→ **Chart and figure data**
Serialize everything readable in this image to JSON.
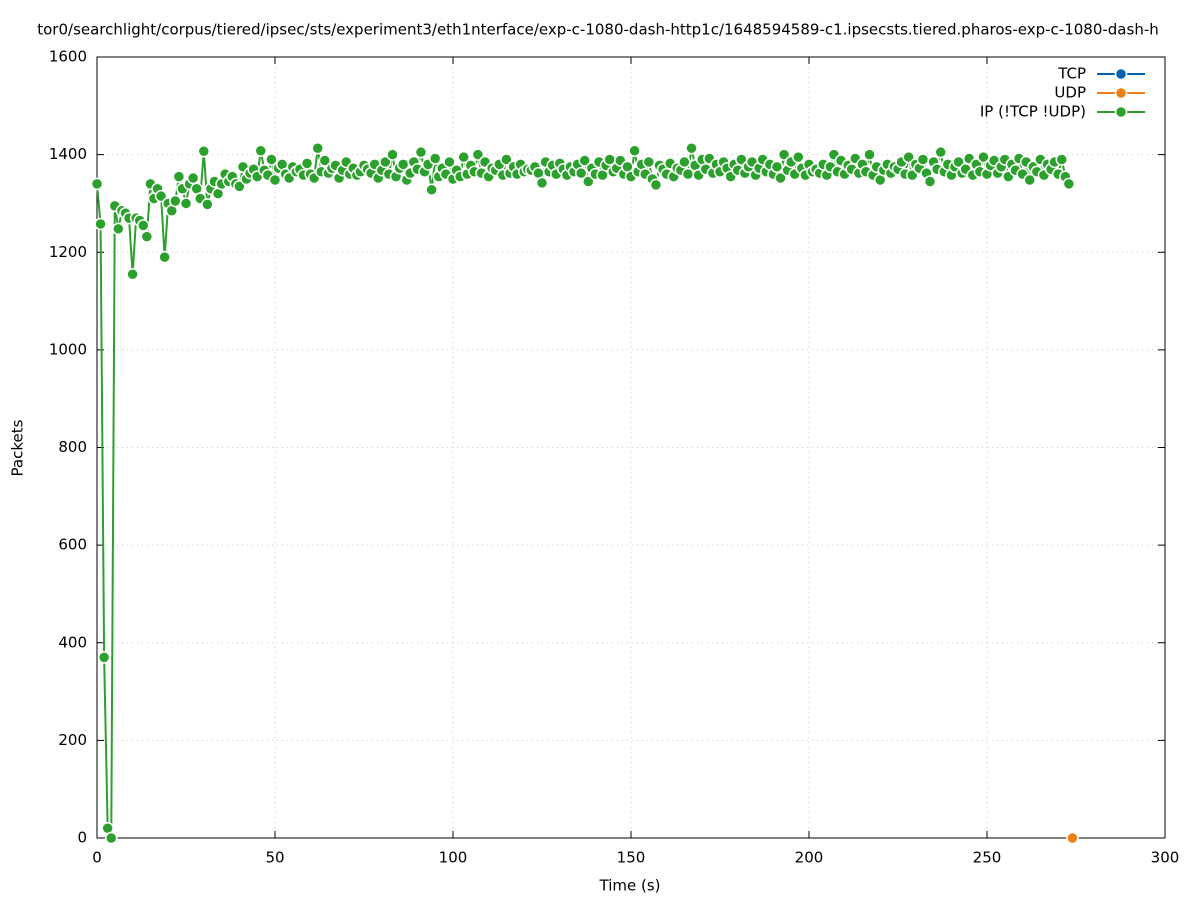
{
  "chart_data": {
    "type": "line",
    "title": "tor0/searchlight/corpus/tiered/ipsec/sts/experiment3/eth1nterface/exp-c-1080-dash-http1c/1648594589-c1.ipsecsts.tiered.pharos-exp-c-1080-dash-h",
    "x_label": "Time (s)",
    "y_label": "Packets",
    "xlim": [
      0,
      300
    ],
    "xticks": [
      0,
      50,
      100,
      150,
      200,
      250,
      300
    ],
    "ylim": [
      0,
      1600
    ],
    "yticks": [
      0,
      200,
      400,
      600,
      800,
      1000,
      1200,
      1400,
      1600
    ],
    "grid": true,
    "legend": "top-right",
    "series": [
      {
        "name": "TCP",
        "color": "#0062b0",
        "x": [],
        "values": []
      },
      {
        "name": "UDP",
        "color": "#f07f12",
        "x": [
          274
        ],
        "values": [
          0
        ]
      },
      {
        "name": "IP (!TCP  !UDP)",
        "color": "#2ca02c",
        "x": [
          0,
          1,
          2,
          3,
          4,
          5,
          6,
          7,
          8,
          9,
          10,
          11,
          12,
          13,
          14,
          15,
          16,
          17,
          18,
          19,
          20,
          21,
          22,
          23,
          24,
          25,
          26,
          27,
          28,
          29,
          30,
          31,
          32,
          33,
          34,
          35,
          36,
          37,
          38,
          39,
          40,
          41,
          42,
          43,
          44,
          45,
          46,
          47,
          48,
          49,
          50,
          51,
          52,
          53,
          54,
          55,
          56,
          57,
          58,
          59,
          60,
          61,
          62,
          63,
          64,
          65,
          66,
          67,
          68,
          69,
          70,
          71,
          72,
          73,
          74,
          75,
          76,
          77,
          78,
          79,
          80,
          81,
          82,
          83,
          84,
          85,
          86,
          87,
          88,
          89,
          90,
          91,
          92,
          93,
          94,
          95,
          96,
          97,
          98,
          99,
          100,
          101,
          102,
          103,
          104,
          105,
          106,
          107,
          108,
          109,
          110,
          111,
          112,
          113,
          114,
          115,
          116,
          117,
          118,
          119,
          120,
          121,
          122,
          123,
          124,
          125,
          126,
          127,
          128,
          129,
          130,
          131,
          132,
          133,
          134,
          135,
          136,
          137,
          138,
          139,
          140,
          141,
          142,
          143,
          144,
          145,
          146,
          147,
          148,
          149,
          150,
          151,
          152,
          153,
          154,
          155,
          156,
          157,
          158,
          159,
          160,
          161,
          162,
          163,
          164,
          165,
          166,
          167,
          168,
          169,
          170,
          171,
          172,
          173,
          174,
          175,
          176,
          177,
          178,
          179,
          180,
          181,
          182,
          183,
          184,
          185,
          186,
          187,
          188,
          189,
          190,
          191,
          192,
          193,
          194,
          195,
          196,
          197,
          198,
          199,
          200,
          201,
          202,
          203,
          204,
          205,
          206,
          207,
          208,
          209,
          210,
          211,
          212,
          213,
          214,
          215,
          216,
          217,
          218,
          219,
          220,
          221,
          222,
          223,
          224,
          225,
          226,
          227,
          228,
          229,
          230,
          231,
          232,
          233,
          234,
          235,
          236,
          237,
          238,
          239,
          240,
          241,
          242,
          243,
          244,
          245,
          246,
          247,
          248,
          249,
          250,
          251,
          252,
          253,
          254,
          255,
          256,
          257,
          258,
          259,
          260,
          261,
          262,
          263,
          264,
          265,
          266,
          267,
          268,
          269,
          270,
          271,
          272,
          273
        ],
        "values": [
          1340,
          1258,
          370,
          20,
          0,
          1295,
          1248,
          1285,
          1280,
          1270,
          1155,
          1270,
          1265,
          1255,
          1232,
          1340,
          1310,
          1330,
          1315,
          1190,
          1300,
          1285,
          1305,
          1355,
          1330,
          1300,
          1340,
          1352,
          1330,
          1310,
          1407,
          1298,
          1330,
          1345,
          1320,
          1340,
          1360,
          1345,
          1355,
          1340,
          1335,
          1375,
          1350,
          1362,
          1370,
          1355,
          1408,
          1368,
          1358,
          1390,
          1348,
          1372,
          1380,
          1360,
          1352,
          1375,
          1365,
          1370,
          1358,
          1382,
          1360,
          1352,
          1413,
          1365,
          1388,
          1362,
          1372,
          1378,
          1352,
          1368,
          1385,
          1360,
          1372,
          1358,
          1365,
          1378,
          1370,
          1362,
          1380,
          1352,
          1368,
          1385,
          1360,
          1400,
          1355,
          1372,
          1380,
          1348,
          1362,
          1385,
          1370,
          1405,
          1365,
          1380,
          1328,
          1392,
          1355,
          1372,
          1360,
          1385,
          1350,
          1368,
          1355,
          1395,
          1360,
          1378,
          1365,
          1400,
          1362,
          1385,
          1355,
          1372,
          1368,
          1380,
          1358,
          1390,
          1362,
          1375,
          1360,
          1380,
          1365,
          1370,
          1368,
          1375,
          1362,
          1342,
          1385,
          1365,
          1378,
          1360,
          1382,
          1370,
          1358,
          1375,
          1365,
          1380,
          1362,
          1388,
          1345,
          1372,
          1360,
          1385,
          1358,
          1378,
          1390,
          1365,
          1372,
          1388,
          1360,
          1375,
          1355,
          1408,
          1365,
          1380,
          1360,
          1385,
          1350,
          1338,
          1378,
          1370,
          1360,
          1382,
          1355,
          1372,
          1368,
          1385,
          1360,
          1413,
          1378,
          1358,
          1390,
          1370,
          1392,
          1362,
          1380,
          1365,
          1385,
          1372,
          1355,
          1380,
          1368,
          1390,
          1362,
          1375,
          1385,
          1358,
          1372,
          1390,
          1365,
          1380,
          1360,
          1375,
          1352,
          1400,
          1368,
          1385,
          1360,
          1395,
          1372,
          1358,
          1380,
          1365,
          1370,
          1362,
          1380,
          1358,
          1375,
          1400,
          1365,
          1388,
          1360,
          1378,
          1370,
          1392,
          1362,
          1380,
          1365,
          1400,
          1358,
          1375,
          1348,
          1368,
          1380,
          1362,
          1375,
          1370,
          1385,
          1360,
          1395,
          1358,
          1380,
          1372,
          1390,
          1362,
          1345,
          1385,
          1370,
          1405,
          1365,
          1380,
          1358,
          1375,
          1385,
          1362,
          1370,
          1392,
          1358,
          1380,
          1365,
          1395,
          1360,
          1378,
          1388,
          1362,
          1375,
          1390,
          1355,
          1380,
          1368,
          1392,
          1360,
          1385,
          1348,
          1375,
          1365,
          1390,
          1358,
          1380,
          1370,
          1385,
          1360,
          1390,
          1355,
          1340
        ]
      }
    ]
  }
}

→ **Problem statement**
Pictures are excluded; copy all other data exactly as shown.

→ **Result for this task**
Serialize everything readable in this image to JSON.
{
  "chart_data": {
    "type": "line",
    "title": "tor0/searchlight/corpus/tiered/ipsec/sts/experiment3/eth1nterface/exp-c-1080-dash-http1c/1648594589-c1.ipsecsts.tiered.pharos-exp-c-1080-dash-h",
    "x_label": "Time (s)",
    "y_label": "Packets",
    "xlim": [
      0,
      300
    ],
    "xticks": [
      0,
      50,
      100,
      150,
      200,
      250,
      300
    ],
    "ylim": [
      0,
      1600
    ],
    "yticks": [
      0,
      200,
      400,
      600,
      800,
      1000,
      1200,
      1400,
      1600
    ],
    "grid": true,
    "legend": "top-right",
    "series": [
      {
        "name": "TCP",
        "color": "#0062b0",
        "x": [],
        "values": []
      },
      {
        "name": "UDP",
        "color": "#f07f12",
        "x": [
          274
        ],
        "values": [
          0
        ]
      },
      {
        "name": "IP (!TCP  !UDP)",
        "color": "#2ca02c",
        "x": [
          0,
          1,
          2,
          3,
          4,
          5,
          6,
          7,
          8,
          9,
          10,
          11,
          12,
          13,
          14,
          15,
          16,
          17,
          18,
          19,
          20,
          21,
          22,
          23,
          24,
          25,
          26,
          27,
          28,
          29,
          30,
          31,
          32,
          33,
          34,
          35,
          36,
          37,
          38,
          39,
          40,
          41,
          42,
          43,
          44,
          45,
          46,
          47,
          48,
          49,
          50,
          51,
          52,
          53,
          54,
          55,
          56,
          57,
          58,
          59,
          60,
          61,
          62,
          63,
          64,
          65,
          66,
          67,
          68,
          69,
          70,
          71,
          72,
          73,
          74,
          75,
          76,
          77,
          78,
          79,
          80,
          81,
          82,
          83,
          84,
          85,
          86,
          87,
          88,
          89,
          90,
          91,
          92,
          93,
          94,
          95,
          96,
          97,
          98,
          99,
          100,
          101,
          102,
          103,
          104,
          105,
          106,
          107,
          108,
          109,
          110,
          111,
          112,
          113,
          114,
          115,
          116,
          117,
          118,
          119,
          120,
          121,
          122,
          123,
          124,
          125,
          126,
          127,
          128,
          129,
          130,
          131,
          132,
          133,
          134,
          135,
          136,
          137,
          138,
          139,
          140,
          141,
          142,
          143,
          144,
          145,
          146,
          147,
          148,
          149,
          150,
          151,
          152,
          153,
          154,
          155,
          156,
          157,
          158,
          159,
          160,
          161,
          162,
          163,
          164,
          165,
          166,
          167,
          168,
          169,
          170,
          171,
          172,
          173,
          174,
          175,
          176,
          177,
          178,
          179,
          180,
          181,
          182,
          183,
          184,
          185,
          186,
          187,
          188,
          189,
          190,
          191,
          192,
          193,
          194,
          195,
          196,
          197,
          198,
          199,
          200,
          201,
          202,
          203,
          204,
          205,
          206,
          207,
          208,
          209,
          210,
          211,
          212,
          213,
          214,
          215,
          216,
          217,
          218,
          219,
          220,
          221,
          222,
          223,
          224,
          225,
          226,
          227,
          228,
          229,
          230,
          231,
          232,
          233,
          234,
          235,
          236,
          237,
          238,
          239,
          240,
          241,
          242,
          243,
          244,
          245,
          246,
          247,
          248,
          249,
          250,
          251,
          252,
          253,
          254,
          255,
          256,
          257,
          258,
          259,
          260,
          261,
          262,
          263,
          264,
          265,
          266,
          267,
          268,
          269,
          270,
          271,
          272,
          273
        ],
        "values": [
          1340,
          1258,
          370,
          20,
          0,
          1295,
          1248,
          1285,
          1280,
          1270,
          1155,
          1270,
          1265,
          1255,
          1232,
          1340,
          1310,
          1330,
          1315,
          1190,
          1300,
          1285,
          1305,
          1355,
          1330,
          1300,
          1340,
          1352,
          1330,
          1310,
          1407,
          1298,
          1330,
          1345,
          1320,
          1340,
          1360,
          1345,
          1355,
          1340,
          1335,
          1375,
          1350,
          1362,
          1370,
          1355,
          1408,
          1368,
          1358,
          1390,
          1348,
          1372,
          1380,
          1360,
          1352,
          1375,
          1365,
          1370,
          1358,
          1382,
          1360,
          1352,
          1413,
          1365,
          1388,
          1362,
          1372,
          1378,
          1352,
          1368,
          1385,
          1360,
          1372,
          1358,
          1365,
          1378,
          1370,
          1362,
          1380,
          1352,
          1368,
          1385,
          1360,
          1400,
          1355,
          1372,
          1380,
          1348,
          1362,
          1385,
          1370,
          1405,
          1365,
          1380,
          1328,
          1392,
          1355,
          1372,
          1360,
          1385,
          1350,
          1368,
          1355,
          1395,
          1360,
          1378,
          1365,
          1400,
          1362,
          1385,
          1355,
          1372,
          1368,
          1380,
          1358,
          1390,
          1362,
          1375,
          1360,
          1380,
          1365,
          1370,
          1368,
          1375,
          1362,
          1342,
          1385,
          1365,
          1378,
          1360,
          1382,
          1370,
          1358,
          1375,
          1365,
          1380,
          1362,
          1388,
          1345,
          1372,
          1360,
          1385,
          1358,
          1378,
          1390,
          1365,
          1372,
          1388,
          1360,
          1375,
          1355,
          1408,
          1365,
          1380,
          1360,
          1385,
          1350,
          1338,
          1378,
          1370,
          1360,
          1382,
          1355,
          1372,
          1368,
          1385,
          1360,
          1413,
          1378,
          1358,
          1390,
          1370,
          1392,
          1362,
          1380,
          1365,
          1385,
          1372,
          1355,
          1380,
          1368,
          1390,
          1362,
          1375,
          1385,
          1358,
          1372,
          1390,
          1365,
          1380,
          1360,
          1375,
          1352,
          1400,
          1368,
          1385,
          1360,
          1395,
          1372,
          1358,
          1380,
          1365,
          1370,
          1362,
          1380,
          1358,
          1375,
          1400,
          1365,
          1388,
          1360,
          1378,
          1370,
          1392,
          1362,
          1380,
          1365,
          1400,
          1358,
          1375,
          1348,
          1368,
          1380,
          1362,
          1375,
          1370,
          1385,
          1360,
          1395,
          1358,
          1380,
          1372,
          1390,
          1362,
          1345,
          1385,
          1370,
          1405,
          1365,
          1380,
          1358,
          1375,
          1385,
          1362,
          1370,
          1392,
          1358,
          1380,
          1365,
          1395,
          1360,
          1378,
          1388,
          1362,
          1375,
          1390,
          1355,
          1380,
          1368,
          1392,
          1360,
          1385,
          1348,
          1375,
          1365,
          1390,
          1358,
          1380,
          1370,
          1385,
          1360,
          1390,
          1355,
          1340
        ]
      }
    ]
  }
}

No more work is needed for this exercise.